---------- Rows ----------
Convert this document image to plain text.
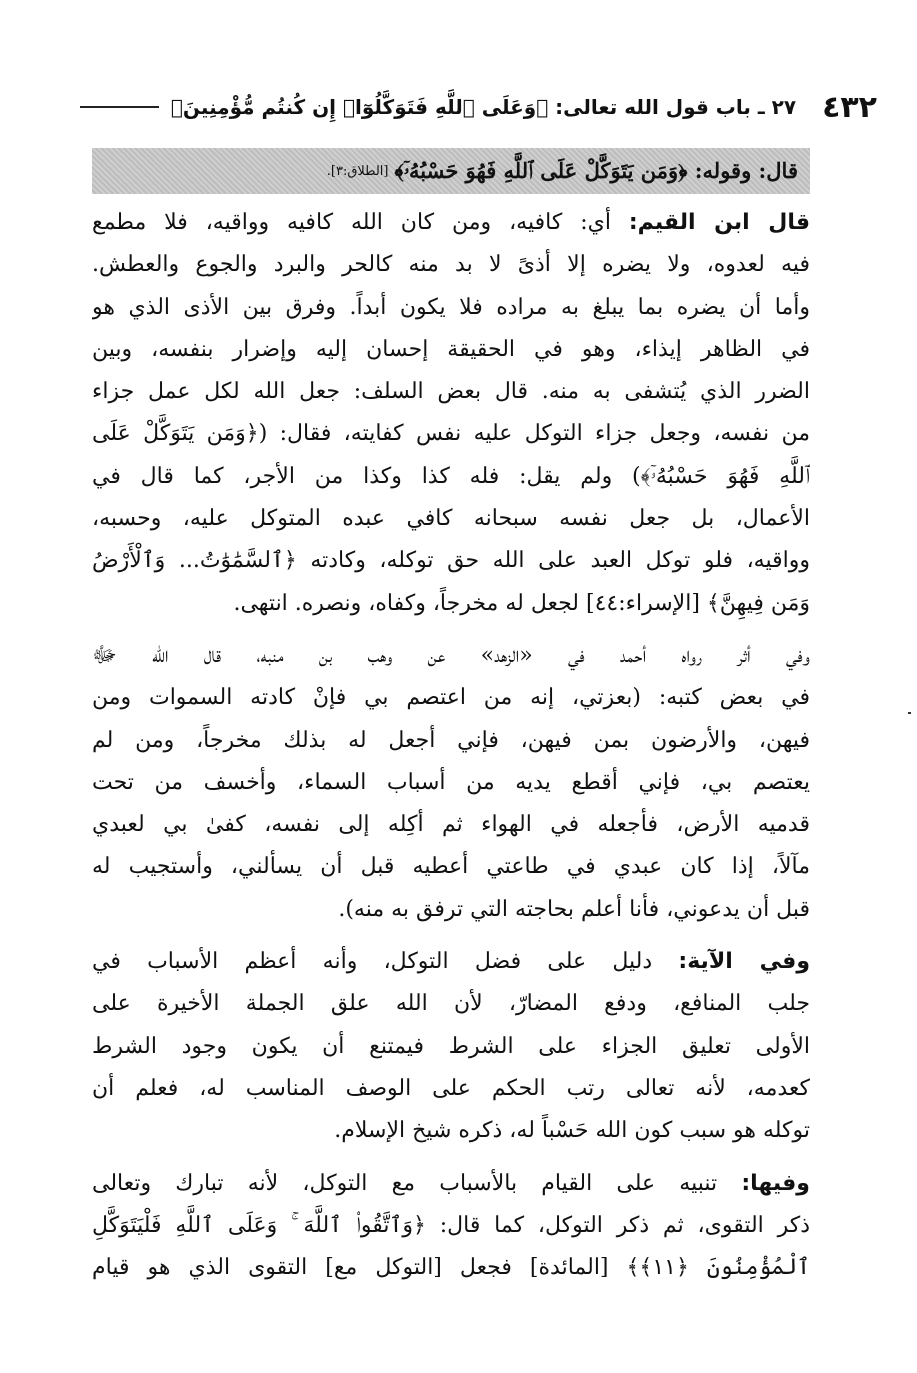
٤٣٢
٢٧ ـ باب قول الله تعالى: ﴿وَعَلَى ٱللَّهِ فَتَوَكَّلُوٓا۟ إِن كُنتُم مُّؤْمِنِينَ﴾
قال: وقوله: ﴿وَمَن يَتَوَكَّلْ عَلَى ٱللَّهِ فَهُوَ حَسْبُهُۥٓ﴾
[الطلاق:٣].

قال ابن القيم: أي: كافيه، ومن كان الله كافيه وواقيه، فلا مطمع
فيه لعدوه، ولا يضره إلا أذىً لا بد منه كالحر والبرد والجوع والعطش.
وأما أن يضره بما يبلغ به مراده فلا يكون أبداً. وفرق بين الأذى الذي هو
في الظاهر إيذاء، وهو في الحقيقة إحسان إليه وإضرار بنفسه، وبين
الضرر الذي يُتشفى به منه. قال بعض السلف: جعل الله لكل عمل جزاء
من نفسه، وجعل جزاء التوكل عليه نفس كفايته، فقال: (﴿وَمَن يَتَوَكَّلْ عَلَى
ٱللَّهِ فَهُوَ حَسْبُهُۥٓ﴾) ولم يقل: فله كذا وكذا من الأجر، كما قال في
الأعمال، بل جعل نفسه سبحانه كافي عبده المتوكل عليه، وحسبه،
وواقيه، فلو توكل العبد على الله حق توكله، وكادته ﴿ٱلسَّمَٰوَٰتُ... وَٱلْأَرْضُ
وَمَن فِيهِنَّ﴾ [الإسراء:٤٤] لجعل له مخرجاً، وكفاه، ونصره. انتهى.

وفي أثر رواه أحمد في «الزهد» عن وهب بن منبه، قال الله ﷻ
في بعض كتبه: (بعزتي، إنه من اعتصم بي فإنْ كادته السموات ومن
فيهن، والأرضون بمن فيهن، فإني أجعل له بذلك مخرجاً، ومن لم
يعتصم بي، فإني أقطع يديه من أسباب السماء، وأخسف من تحت
قدميه الأرض، فأجعله في الهواء ثم أكِله إلى نفسه، كفىٰ بي لعبدي
مآلاً، إذا كان عبدي في طاعتي أعطيه قبل أن يسألني، وأستجيب له
قبل أن يدعوني، فأنا أعلم بحاجته التي ترفق به منه).

وفي الآية: دليل على فضل التوكل، وأنه أعظم الأسباب في
جلب المنافع، ودفع المضارّ، لأن الله علق الجملة الأخيرة على
الأولى تعليق الجزاء على الشرط فيمتنع أن يكون وجود الشرط
كعدمه، لأنه تعالى رتب الحكم على الوصف المناسب له، فعلم أن
توكله هو سبب كون الله حَسْباً له، ذكره شيخ الإسلام.

وفيها: تنبيه على القيام بالأسباب مع التوكل، لأنه تبارك وتعالى
ذكر التقوى، ثم ذكر التوكل، كما قال: ﴿وَٱتَّقُوا۟ ٱللَّهَ ۚ وَعَلَى ٱللَّهِ فَلْيَتَوَكَّلِ
ٱلْمُؤْمِنُونَ ﴿١١﴾﴾ [المائدة] فجعل [التوكل مع] التقوى الذي هو قيام
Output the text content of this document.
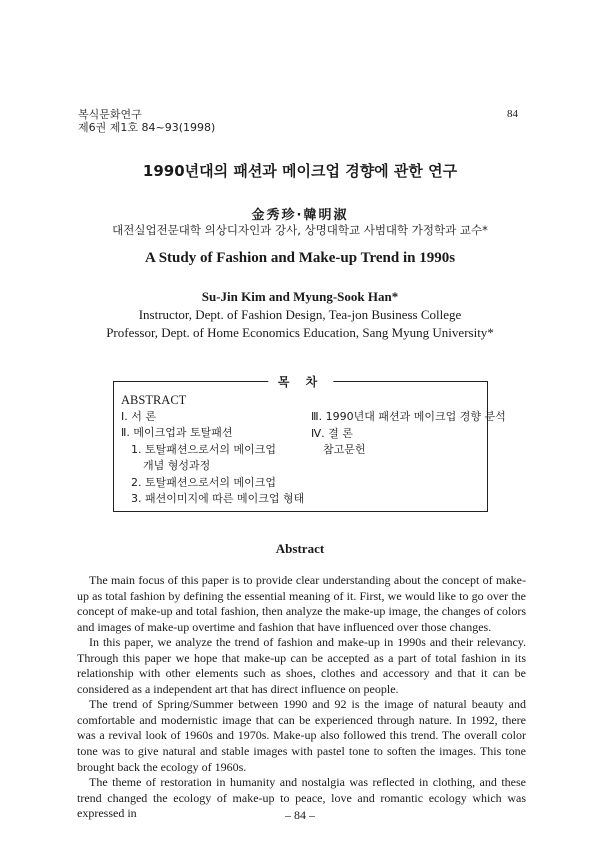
복식문화연구
제6권 제1호 84~93(1998)
84
1990년대의 패션과 메이크업 경향에 관한 연구
金秀珍·韓明淑
대전실업전문대학 의상디자인과 강사, 상명대학교 사범대학 가정학과 교수*
A Study of Fashion and Make-up Trend in 1990s
Su-Jin Kim and Myung-Sook Han*
Instructor, Dept. of Fashion Design, Tea-jon Business College
Professor, Dept. of Home Economics Education, Sang Myung University*
목 차
ABSTRACT
Ⅰ. 서 론
Ⅱ. 메이크업과 토탈패션
1. 토탈패션으로서의 메이크업
개념 형성과정
2. 토탈패션으로서의 메이크업
3. 패션이미지에 따른 메이크업 형태
Ⅲ. 1990년대 패션과 메이크업 경향 분석
Ⅳ. 결 론
참고문헌
Abstract

The main focus of this paper is to provide clear understanding about the concept of make-up as total fashion by defining the essential meaning of it. First, we would like to go over the concept of make-up and total fashion, then analyze the make-up image, the changes of colors and images of make-up overtime and fashion that have influenced over those changes.

In this paper, we analyze the trend of fashion and make-up in 1990s and their relevancy. Through this paper we hope that make-up can be accepted as a part of total fashion in its relationship with other elements such as shoes, clothes and accessory and that it can be considered as a independent art that has direct influence on people.

The trend of Spring/Summer between 1990 and 92 is the image of natural beauty and comfortable and modernistic image that can be experienced through nature. In 1992, there was a revival look of 1960s and 1970s. Make-up also followed this trend. The overall color tone was to give natural and stable images with pastel tone to soften the images. This tone brought back the ecology of 1960s.

The theme of restoration in humanity and nostalgia was reflected in clothing, and these trend changed the ecology of make-up to peace, love and romantic ecology which was expressed in	– 84 –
----------
(Work required) Output every entry exactly as given; pictures are not part of the copy.

(Solved exercise)
Convert this document image to plain text.
٤٣٢
٢٧ ـ باب قول الله تعالى: ﴿وَعَلَى ٱللَّهِ فَتَوَكَّلُوٓا۟ إِن كُنتُم مُّؤْمِنِينَ﴾
قال: وقوله: ﴿وَمَن يَتَوَكَّلْ عَلَى ٱللَّهِ فَهُوَ حَسْبُهُۥٓ﴾
[الطلاق:٣].

قال ابن القيم: أي: كافيه، ومن كان الله كافيه وواقيه، فلا مطمع
فيه لعدوه، ولا يضره إلا أذىً لا بد منه كالحر والبرد والجوع والعطش.
وأما أن يضره بما يبلغ به مراده فلا يكون أبداً. وفرق بين الأذى الذي هو
في الظاهر إيذاء، وهو في الحقيقة إحسان إليه وإضرار بنفسه، وبين
الضرر الذي يُتشفى به منه. قال بعض السلف: جعل الله لكل عمل جزاء
من نفسه، وجعل جزاء التوكل عليه نفس كفايته، فقال: (﴿وَمَن يَتَوَكَّلْ عَلَى
ٱللَّهِ فَهُوَ حَسْبُهُۥٓ﴾) ولم يقل: فله كذا وكذا من الأجر، كما قال في
الأعمال، بل جعل نفسه سبحانه كافي عبده المتوكل عليه، وحسبه،
وواقيه، فلو توكل العبد على الله حق توكله، وكادته ﴿ٱلسَّمَٰوَٰتُ... وَٱلْأَرْضُ
وَمَن فِيهِنَّ﴾ [الإسراء:٤٤] لجعل له مخرجاً، وكفاه، ونصره. انتهى.

وفي أثر رواه أحمد في «الزهد» عن وهب بن منبه، قال الله ﷻ
في بعض كتبه: (بعزتي، إنه من اعتصم بي فإنْ كادته السموات ومن
فيهن، والأرضون بمن فيهن، فإني أجعل له بذلك مخرجاً، ومن لم
يعتصم بي، فإني أقطع يديه من أسباب السماء، وأخسف من تحت
قدميه الأرض، فأجعله في الهواء ثم أكِله إلى نفسه، كفىٰ بي لعبدي
مآلاً، إذا كان عبدي في طاعتي أعطيه قبل أن يسألني، وأستجيب له
قبل أن يدعوني، فأنا أعلم بحاجته التي ترفق به منه).

وفي الآية: دليل على فضل التوكل، وأنه أعظم الأسباب في
جلب المنافع، ودفع المضارّ، لأن الله علق الجملة الأخيرة على
الأولى تعليق الجزاء على الشرط فيمتنع أن يكون وجود الشرط
كعدمه، لأنه تعالى رتب الحكم على الوصف المناسب له، فعلم أن
توكله هو سبب كون الله حَسْباً له، ذكره شيخ الإسلام.

وفيها: تنبيه على القيام بالأسباب مع التوكل، لأنه تبارك وتعالى
ذكر التقوى، ثم ذكر التوكل، كما قال: ﴿وَٱتَّقُوا۟ ٱللَّهَ ۚ وَعَلَى ٱللَّهِ فَلْيَتَوَكَّلِ
ٱلْمُؤْمِنُونَ ﴿١١﴾﴾ [المائدة] فجعل [التوكل مع] التقوى الذي هو قيام
Output the text content of this document.
복식문화연구
제6권 제1호 84~93(1998)
84
1990년대의 패션과 메이크업 경향에 관한 연구
金秀珍·韓明淑
대전실업전문대학 의상디자인과 강사, 상명대학교 사범대학 가정학과 교수*
A Study of Fashion and Make-up Trend in 1990s
Su-Jin Kim and Myung-Sook Han*
Instructor, Dept. of Fashion Design, Tea-jon Business College
Professor, Dept. of Home Economics Education, Sang Myung University*
목 차
ABSTRACT
Ⅰ. 서 론
Ⅱ. 메이크업과 토탈패션
1. 토탈패션으로서의 메이크업
개념 형성과정
2. 토탈패션으로서의 메이크업
3. 패션이미지에 따른 메이크업 형태
Ⅲ. 1990년대 패션과 메이크업 경향 분석
Ⅳ. 결 론
참고문헌
Abstract

The main focus of this paper is to provide clear understanding about the concept of make-up as total fashion by defining the essential meaning of it. First, we would like to go over the concept of make-up and total fashion, then analyze the make-up image, the changes of colors and images of make-up overtime and fashion that have influenced over those changes.

In this paper, we analyze the trend of fashion and make-up in 1990s and their relevancy. Through this paper we hope that make-up can be accepted as a part of total fashion in its relationship with other elements such as shoes, clothes and accessory and that it can be considered as a independent art that has direct influence on people.

The trend of Spring/Summer between 1990 and 92 is the image of natural beauty and comfortable and modernistic image that can be experienced through nature. In 1992, there was a revival look of 1960s and 1970s. Make-up also followed this trend. The overall color tone was to give natural and stable images with pastel tone to soften the images. This tone brought back the ecology of 1960s.

The theme of restoration in humanity and nostalgia was reflected in clothing, and these trend changed the ecology of make-up to peace, love and romantic ecology which was expressed in	– 84 –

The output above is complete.